[EXERCISE DIRECTIONS] Print, exactly and completely, every entry in the data.

(Collected data entries)
'''

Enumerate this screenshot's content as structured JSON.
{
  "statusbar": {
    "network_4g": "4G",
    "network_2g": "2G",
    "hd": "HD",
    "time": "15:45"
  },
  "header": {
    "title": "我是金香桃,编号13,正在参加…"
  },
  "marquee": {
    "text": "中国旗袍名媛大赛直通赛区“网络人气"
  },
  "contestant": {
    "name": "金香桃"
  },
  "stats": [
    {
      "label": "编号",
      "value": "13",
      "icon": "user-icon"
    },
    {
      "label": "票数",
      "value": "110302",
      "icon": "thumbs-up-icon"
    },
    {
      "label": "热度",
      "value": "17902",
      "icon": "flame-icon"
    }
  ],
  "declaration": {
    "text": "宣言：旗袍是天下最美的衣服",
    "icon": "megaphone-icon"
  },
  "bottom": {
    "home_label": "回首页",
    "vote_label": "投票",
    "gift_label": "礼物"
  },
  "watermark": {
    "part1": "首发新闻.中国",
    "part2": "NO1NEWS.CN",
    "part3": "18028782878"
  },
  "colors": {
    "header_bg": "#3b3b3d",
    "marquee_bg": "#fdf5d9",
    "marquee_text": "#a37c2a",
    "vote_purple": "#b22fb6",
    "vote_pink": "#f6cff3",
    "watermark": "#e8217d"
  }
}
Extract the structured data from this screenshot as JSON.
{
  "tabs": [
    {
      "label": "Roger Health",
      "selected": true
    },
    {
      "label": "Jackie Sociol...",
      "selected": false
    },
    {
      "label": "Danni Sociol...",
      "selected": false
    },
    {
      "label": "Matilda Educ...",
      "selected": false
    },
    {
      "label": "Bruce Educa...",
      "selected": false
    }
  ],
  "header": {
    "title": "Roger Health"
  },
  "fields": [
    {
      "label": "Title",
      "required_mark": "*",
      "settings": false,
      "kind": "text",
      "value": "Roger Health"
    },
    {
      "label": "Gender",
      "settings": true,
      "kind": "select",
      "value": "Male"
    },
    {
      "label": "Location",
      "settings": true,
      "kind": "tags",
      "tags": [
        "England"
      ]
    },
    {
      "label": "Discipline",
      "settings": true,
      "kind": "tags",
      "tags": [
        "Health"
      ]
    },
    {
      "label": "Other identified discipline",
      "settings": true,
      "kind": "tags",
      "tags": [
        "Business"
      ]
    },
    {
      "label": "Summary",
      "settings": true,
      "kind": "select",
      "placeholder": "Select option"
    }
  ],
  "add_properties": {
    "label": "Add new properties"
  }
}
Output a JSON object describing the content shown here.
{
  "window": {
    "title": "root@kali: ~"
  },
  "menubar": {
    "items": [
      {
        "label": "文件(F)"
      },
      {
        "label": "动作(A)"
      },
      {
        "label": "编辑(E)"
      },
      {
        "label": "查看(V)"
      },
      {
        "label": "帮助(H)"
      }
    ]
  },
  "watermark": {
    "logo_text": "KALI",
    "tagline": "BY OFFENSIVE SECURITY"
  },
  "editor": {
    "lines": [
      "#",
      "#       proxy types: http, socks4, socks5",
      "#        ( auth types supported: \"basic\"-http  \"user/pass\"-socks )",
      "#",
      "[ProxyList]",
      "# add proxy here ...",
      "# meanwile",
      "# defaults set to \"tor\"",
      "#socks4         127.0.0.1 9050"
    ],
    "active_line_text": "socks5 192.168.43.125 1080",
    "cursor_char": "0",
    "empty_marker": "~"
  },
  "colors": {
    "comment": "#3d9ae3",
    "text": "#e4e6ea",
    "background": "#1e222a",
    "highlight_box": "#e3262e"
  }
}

'''

[SOLUTION FOR THIS EXERCISE]
Enumerate this screenshot's content as structured JSON.
{
  "statusbar": {
    "network_4g": "4G",
    "network_2g": "2G",
    "hd": "HD",
    "time": "15:45"
  },
  "header": {
    "title": "我是金香桃,编号13,正在参加…"
  },
  "marquee": {
    "text": "中国旗袍名媛大赛直通赛区“网络人气"
  },
  "contestant": {
    "name": "金香桃"
  },
  "stats": [
    {
      "label": "编号",
      "value": "13",
      "icon": "user-icon"
    },
    {
      "label": "票数",
      "value": "110302",
      "icon": "thumbs-up-icon"
    },
    {
      "label": "热度",
      "value": "17902",
      "icon": "flame-icon"
    }
  ],
  "declaration": {
    "text": "宣言：旗袍是天下最美的衣服",
    "icon": "megaphone-icon"
  },
  "bottom": {
    "home_label": "回首页",
    "vote_label": "投票",
    "gift_label": "礼物"
  },
  "watermark": {
    "part1": "首发新闻.中国",
    "part2": "NO1NEWS.CN",
    "part3": "18028782878"
  },
  "colors": {
    "header_bg": "#3b3b3d",
    "marquee_bg": "#fdf5d9",
    "marquee_text": "#a37c2a",
    "vote_purple": "#b22fb6",
    "vote_pink": "#f6cff3",
    "watermark": "#e8217d"
  }
}
Extract the structured data from this screenshot as JSON.
{
  "tabs": [
    {
      "label": "Roger Health",
      "selected": true
    },
    {
      "label": "Jackie Sociol...",
      "selected": false
    },
    {
      "label": "Danni Sociol...",
      "selected": false
    },
    {
      "label": "Matilda Educ...",
      "selected": false
    },
    {
      "label": "Bruce Educa...",
      "selected": false
    }
  ],
  "header": {
    "title": "Roger Health"
  },
  "fields": [
    {
      "label": "Title",
      "required_mark": "*",
      "settings": false,
      "kind": "text",
      "value": "Roger Health"
    },
    {
      "label": "Gender",
      "settings": true,
      "kind": "select",
      "value": "Male"
    },
    {
      "label": "Location",
      "settings": true,
      "kind": "tags",
      "tags": [
        "England"
      ]
    },
    {
      "label": "Discipline",
      "settings": true,
      "kind": "tags",
      "tags": [
        "Health"
      ]
    },
    {
      "label": "Other identified discipline",
      "settings": true,
      "kind": "tags",
      "tags": [
        "Business"
      ]
    },
    {
      "label": "Summary",
      "settings": true,
      "kind": "select",
      "placeholder": "Select option"
    }
  ],
  "add_properties": {
    "label": "Add new properties"
  }
}
Output a JSON object describing the content shown here.
{
  "window": {
    "title": "root@kali: ~"
  },
  "menubar": {
    "items": [
      {
        "label": "文件(F)"
      },
      {
        "label": "动作(A)"
      },
      {
        "label": "编辑(E)"
      },
      {
        "label": "查看(V)"
      },
      {
        "label": "帮助(H)"
      }
    ]
  },
  "watermark": {
    "logo_text": "KALI",
    "tagline": "BY OFFENSIVE SECURITY"
  },
  "editor": {
    "lines": [
      "#",
      "#       proxy types: http, socks4, socks5",
      "#        ( auth types supported: \"basic\"-http  \"user/pass\"-socks )",
      "#",
      "[ProxyList]",
      "# add proxy here ...",
      "# meanwile",
      "# defaults set to \"tor\"",
      "#socks4         127.0.0.1 9050"
    ],
    "active_line_text": "socks5 192.168.43.125 1080",
    "cursor_char": "0",
    "empty_marker": "~"
  },
  "colors": {
    "comment": "#3d9ae3",
    "text": "#e4e6ea",
    "background": "#1e222a",
    "highlight_box": "#e3262e"
  }
}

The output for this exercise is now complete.